Recorded data:
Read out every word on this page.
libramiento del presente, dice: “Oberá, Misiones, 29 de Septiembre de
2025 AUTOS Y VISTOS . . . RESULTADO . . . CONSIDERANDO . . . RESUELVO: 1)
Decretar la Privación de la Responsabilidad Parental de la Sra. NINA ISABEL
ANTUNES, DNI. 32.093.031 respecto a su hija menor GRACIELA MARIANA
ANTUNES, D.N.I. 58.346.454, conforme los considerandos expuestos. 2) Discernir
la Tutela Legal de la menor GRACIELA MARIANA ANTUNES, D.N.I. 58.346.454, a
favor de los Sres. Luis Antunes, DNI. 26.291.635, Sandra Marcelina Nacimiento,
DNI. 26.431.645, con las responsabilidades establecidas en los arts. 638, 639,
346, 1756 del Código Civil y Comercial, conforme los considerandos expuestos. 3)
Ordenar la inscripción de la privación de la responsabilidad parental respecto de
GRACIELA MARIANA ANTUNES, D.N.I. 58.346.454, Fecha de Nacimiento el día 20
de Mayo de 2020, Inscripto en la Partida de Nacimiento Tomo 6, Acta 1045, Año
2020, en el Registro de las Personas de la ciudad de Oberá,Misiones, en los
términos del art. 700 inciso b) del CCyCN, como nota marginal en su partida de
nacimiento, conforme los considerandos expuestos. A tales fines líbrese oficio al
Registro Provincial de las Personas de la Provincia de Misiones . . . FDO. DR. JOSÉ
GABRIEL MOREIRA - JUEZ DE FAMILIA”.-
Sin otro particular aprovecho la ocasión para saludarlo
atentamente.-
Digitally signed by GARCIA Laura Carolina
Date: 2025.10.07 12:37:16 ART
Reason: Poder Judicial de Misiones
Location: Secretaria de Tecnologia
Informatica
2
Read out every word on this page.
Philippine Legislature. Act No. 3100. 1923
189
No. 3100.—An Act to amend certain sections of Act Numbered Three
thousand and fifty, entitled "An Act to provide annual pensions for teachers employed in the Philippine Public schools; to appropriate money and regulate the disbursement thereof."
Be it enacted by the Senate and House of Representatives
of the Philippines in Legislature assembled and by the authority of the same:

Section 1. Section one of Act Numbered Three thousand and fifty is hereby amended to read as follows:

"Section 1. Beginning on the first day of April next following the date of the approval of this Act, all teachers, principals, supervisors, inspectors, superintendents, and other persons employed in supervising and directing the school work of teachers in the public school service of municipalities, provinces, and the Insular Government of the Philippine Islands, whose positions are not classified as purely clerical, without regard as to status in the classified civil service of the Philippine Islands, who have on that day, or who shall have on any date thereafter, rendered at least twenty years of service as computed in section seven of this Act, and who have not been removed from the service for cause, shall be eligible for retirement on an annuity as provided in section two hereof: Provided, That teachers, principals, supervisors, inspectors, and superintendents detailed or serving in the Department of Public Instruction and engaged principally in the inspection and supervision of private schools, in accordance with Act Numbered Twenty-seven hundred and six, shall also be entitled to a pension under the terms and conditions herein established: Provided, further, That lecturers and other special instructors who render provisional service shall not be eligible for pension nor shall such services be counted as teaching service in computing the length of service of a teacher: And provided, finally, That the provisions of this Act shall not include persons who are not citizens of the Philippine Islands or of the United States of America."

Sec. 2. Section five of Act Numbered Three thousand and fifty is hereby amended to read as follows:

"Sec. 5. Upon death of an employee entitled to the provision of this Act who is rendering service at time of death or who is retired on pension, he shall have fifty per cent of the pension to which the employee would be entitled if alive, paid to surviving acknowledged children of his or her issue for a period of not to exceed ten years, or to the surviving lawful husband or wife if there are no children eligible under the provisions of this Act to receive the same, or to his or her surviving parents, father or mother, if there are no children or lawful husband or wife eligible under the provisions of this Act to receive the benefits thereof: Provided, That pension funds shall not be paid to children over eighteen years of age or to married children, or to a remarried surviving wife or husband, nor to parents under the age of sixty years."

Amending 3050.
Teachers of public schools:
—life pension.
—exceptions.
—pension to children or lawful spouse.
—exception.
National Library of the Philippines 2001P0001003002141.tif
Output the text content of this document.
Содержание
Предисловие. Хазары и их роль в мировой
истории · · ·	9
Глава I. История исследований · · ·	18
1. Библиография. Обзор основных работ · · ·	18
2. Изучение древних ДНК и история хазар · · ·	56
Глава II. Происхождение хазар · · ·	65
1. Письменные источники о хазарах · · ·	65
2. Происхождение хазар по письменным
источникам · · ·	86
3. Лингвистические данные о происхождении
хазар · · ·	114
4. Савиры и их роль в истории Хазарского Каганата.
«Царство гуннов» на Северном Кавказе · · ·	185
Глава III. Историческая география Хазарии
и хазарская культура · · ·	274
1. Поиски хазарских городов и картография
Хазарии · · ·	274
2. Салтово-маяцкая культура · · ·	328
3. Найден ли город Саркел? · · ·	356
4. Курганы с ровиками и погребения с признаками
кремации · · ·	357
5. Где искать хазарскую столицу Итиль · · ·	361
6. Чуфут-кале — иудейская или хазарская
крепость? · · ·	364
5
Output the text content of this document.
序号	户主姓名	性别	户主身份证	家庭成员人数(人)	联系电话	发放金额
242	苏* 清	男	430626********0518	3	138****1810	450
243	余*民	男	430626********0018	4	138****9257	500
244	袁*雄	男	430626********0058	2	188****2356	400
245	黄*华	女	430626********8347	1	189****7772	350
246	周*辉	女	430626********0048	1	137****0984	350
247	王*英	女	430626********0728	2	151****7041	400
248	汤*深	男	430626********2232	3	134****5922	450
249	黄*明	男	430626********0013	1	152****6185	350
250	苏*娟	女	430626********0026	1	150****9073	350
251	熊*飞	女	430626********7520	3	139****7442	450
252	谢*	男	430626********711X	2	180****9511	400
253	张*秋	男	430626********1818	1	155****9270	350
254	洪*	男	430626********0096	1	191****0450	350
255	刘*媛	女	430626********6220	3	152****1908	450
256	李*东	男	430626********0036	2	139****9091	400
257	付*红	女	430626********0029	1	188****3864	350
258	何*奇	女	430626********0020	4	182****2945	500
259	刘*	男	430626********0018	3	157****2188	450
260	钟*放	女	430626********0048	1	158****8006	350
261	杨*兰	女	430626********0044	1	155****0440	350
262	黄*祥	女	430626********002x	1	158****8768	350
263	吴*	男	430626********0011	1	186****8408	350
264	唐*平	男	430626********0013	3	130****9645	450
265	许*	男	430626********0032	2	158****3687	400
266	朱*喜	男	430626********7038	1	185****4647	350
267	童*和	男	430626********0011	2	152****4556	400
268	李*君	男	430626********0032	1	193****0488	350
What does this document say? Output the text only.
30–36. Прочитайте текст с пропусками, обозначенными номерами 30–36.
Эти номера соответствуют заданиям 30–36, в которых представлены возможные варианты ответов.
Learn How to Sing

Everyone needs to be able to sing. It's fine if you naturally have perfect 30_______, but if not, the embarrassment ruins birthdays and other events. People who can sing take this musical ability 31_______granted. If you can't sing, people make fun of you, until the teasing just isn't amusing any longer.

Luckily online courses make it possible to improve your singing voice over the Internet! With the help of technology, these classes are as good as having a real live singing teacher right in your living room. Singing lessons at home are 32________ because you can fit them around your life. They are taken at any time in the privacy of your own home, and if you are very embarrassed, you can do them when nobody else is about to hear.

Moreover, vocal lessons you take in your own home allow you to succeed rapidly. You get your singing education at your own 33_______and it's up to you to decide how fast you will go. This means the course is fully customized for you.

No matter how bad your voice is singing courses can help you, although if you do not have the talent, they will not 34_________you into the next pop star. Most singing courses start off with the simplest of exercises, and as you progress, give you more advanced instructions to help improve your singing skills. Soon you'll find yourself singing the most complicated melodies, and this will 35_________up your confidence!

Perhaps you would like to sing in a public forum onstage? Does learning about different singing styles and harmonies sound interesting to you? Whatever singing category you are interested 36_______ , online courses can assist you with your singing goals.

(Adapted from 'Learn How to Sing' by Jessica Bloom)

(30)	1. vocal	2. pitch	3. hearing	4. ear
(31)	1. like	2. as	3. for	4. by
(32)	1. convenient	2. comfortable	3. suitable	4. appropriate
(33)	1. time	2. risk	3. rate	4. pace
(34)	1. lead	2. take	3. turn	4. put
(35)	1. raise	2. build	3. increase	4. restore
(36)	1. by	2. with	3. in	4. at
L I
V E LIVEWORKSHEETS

WHAT THE EXERCISE ASKS: Gather each line of the records holding the string "like".

RESULT OF THIS TASK:
Perhaps you would like to sing in a public forum onstage? Does learning about different singing styles and harmonies sound interesting to you? Whatever singing category you are interested 36_______ , online courses can assist you with your singing goals.
(31)	1. like	2. as	3. for	4. by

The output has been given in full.